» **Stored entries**
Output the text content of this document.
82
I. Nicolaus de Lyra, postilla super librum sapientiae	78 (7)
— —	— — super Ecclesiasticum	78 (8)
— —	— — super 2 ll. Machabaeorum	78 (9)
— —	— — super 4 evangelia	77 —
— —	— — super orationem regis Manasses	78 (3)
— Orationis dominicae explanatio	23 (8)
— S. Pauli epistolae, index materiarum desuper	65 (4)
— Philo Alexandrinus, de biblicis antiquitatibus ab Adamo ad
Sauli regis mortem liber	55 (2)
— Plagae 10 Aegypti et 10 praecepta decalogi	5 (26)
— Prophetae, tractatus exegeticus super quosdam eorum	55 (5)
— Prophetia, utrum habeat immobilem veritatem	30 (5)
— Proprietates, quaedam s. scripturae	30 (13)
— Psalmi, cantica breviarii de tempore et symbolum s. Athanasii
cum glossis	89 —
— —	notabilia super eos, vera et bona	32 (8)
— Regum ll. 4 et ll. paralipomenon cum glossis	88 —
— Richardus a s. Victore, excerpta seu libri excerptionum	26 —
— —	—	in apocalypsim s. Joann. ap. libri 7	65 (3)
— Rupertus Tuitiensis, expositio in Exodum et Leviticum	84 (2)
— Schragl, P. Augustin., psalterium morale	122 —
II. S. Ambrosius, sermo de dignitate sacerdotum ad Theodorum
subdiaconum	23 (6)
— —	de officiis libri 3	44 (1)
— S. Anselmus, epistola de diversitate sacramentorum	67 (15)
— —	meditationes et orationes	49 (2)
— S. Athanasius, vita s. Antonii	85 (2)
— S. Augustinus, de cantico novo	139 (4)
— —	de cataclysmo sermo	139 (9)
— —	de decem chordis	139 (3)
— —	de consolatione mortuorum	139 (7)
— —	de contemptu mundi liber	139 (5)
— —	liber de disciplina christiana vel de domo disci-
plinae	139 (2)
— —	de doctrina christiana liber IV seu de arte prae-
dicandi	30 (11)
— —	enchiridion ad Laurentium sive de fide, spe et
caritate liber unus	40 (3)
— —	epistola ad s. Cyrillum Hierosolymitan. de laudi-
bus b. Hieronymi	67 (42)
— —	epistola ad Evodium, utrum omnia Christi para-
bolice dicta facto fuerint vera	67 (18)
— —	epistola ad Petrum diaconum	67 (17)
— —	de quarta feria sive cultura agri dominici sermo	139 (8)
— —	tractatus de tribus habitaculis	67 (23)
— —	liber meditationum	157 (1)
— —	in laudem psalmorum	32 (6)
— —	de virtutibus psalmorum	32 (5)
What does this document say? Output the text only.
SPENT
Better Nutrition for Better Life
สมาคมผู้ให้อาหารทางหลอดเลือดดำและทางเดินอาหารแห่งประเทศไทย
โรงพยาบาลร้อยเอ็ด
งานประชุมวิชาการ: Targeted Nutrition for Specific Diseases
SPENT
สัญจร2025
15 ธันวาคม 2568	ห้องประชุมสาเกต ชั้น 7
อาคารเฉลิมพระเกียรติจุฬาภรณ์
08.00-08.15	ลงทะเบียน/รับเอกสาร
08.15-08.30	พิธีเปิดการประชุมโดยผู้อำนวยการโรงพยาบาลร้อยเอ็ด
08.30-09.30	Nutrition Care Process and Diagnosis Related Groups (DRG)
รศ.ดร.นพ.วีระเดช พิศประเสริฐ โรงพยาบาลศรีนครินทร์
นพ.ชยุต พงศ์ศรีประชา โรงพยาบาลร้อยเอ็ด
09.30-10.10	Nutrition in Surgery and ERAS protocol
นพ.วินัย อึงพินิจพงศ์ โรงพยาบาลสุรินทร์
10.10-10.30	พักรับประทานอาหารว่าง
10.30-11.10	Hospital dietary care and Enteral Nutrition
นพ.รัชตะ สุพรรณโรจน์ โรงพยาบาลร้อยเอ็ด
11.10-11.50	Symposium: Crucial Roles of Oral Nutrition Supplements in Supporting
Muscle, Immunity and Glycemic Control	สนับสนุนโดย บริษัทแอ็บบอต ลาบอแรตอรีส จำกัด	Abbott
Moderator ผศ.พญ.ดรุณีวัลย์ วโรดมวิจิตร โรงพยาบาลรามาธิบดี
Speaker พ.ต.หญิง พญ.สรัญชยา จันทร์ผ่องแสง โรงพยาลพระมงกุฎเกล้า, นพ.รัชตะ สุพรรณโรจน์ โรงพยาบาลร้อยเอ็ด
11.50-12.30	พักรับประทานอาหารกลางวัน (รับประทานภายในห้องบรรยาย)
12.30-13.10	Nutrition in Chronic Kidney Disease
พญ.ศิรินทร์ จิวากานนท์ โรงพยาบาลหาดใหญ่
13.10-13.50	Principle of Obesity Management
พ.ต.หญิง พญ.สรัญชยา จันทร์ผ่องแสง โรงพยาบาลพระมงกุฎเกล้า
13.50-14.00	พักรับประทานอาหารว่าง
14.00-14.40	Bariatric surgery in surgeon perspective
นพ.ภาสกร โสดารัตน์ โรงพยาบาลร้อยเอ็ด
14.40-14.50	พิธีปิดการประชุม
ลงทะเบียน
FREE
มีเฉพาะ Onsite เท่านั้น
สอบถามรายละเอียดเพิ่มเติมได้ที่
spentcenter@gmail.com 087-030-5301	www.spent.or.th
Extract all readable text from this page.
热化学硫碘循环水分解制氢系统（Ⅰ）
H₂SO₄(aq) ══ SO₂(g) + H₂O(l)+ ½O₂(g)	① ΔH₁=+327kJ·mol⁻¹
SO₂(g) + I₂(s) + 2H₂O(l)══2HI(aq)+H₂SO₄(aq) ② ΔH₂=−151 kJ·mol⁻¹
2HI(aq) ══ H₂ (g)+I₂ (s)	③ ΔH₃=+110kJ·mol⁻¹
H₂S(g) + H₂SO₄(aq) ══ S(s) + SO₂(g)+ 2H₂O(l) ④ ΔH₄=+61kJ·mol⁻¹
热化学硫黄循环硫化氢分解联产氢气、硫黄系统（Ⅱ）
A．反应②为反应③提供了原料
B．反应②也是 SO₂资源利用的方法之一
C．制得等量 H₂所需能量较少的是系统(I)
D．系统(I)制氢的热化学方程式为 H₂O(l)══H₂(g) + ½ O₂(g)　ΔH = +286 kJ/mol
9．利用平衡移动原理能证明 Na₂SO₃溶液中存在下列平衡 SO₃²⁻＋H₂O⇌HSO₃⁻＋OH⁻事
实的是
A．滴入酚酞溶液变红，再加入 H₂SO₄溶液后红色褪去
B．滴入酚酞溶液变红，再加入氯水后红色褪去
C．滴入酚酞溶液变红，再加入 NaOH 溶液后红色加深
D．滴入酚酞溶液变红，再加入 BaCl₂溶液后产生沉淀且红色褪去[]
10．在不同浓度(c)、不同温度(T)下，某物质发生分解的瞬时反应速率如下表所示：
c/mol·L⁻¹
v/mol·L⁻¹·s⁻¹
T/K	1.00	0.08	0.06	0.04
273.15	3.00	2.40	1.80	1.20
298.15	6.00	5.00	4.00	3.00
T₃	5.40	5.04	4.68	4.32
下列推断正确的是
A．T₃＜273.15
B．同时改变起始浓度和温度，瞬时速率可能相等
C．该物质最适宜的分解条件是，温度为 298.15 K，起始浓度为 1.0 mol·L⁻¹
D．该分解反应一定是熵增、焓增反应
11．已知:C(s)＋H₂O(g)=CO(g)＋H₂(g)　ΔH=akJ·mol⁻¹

» **Task details**
Copy every line of the listing containing the string "ฎเกล".

» **Full response**
Speaker พ.ต.หญิง พญ.สรัญชยา จันทร์ผ่องแสง โรงพยาลพระมงกุฎเกล้า, นพ.รัชตะ สุพรรณโรจน์ โรงพยาบาลร้อยเอ็ด
พ.ต.หญิง พญ.สรัญชยา จันทร์ผ่องแสง โรงพยาบาลพระมงกุฎเกล้า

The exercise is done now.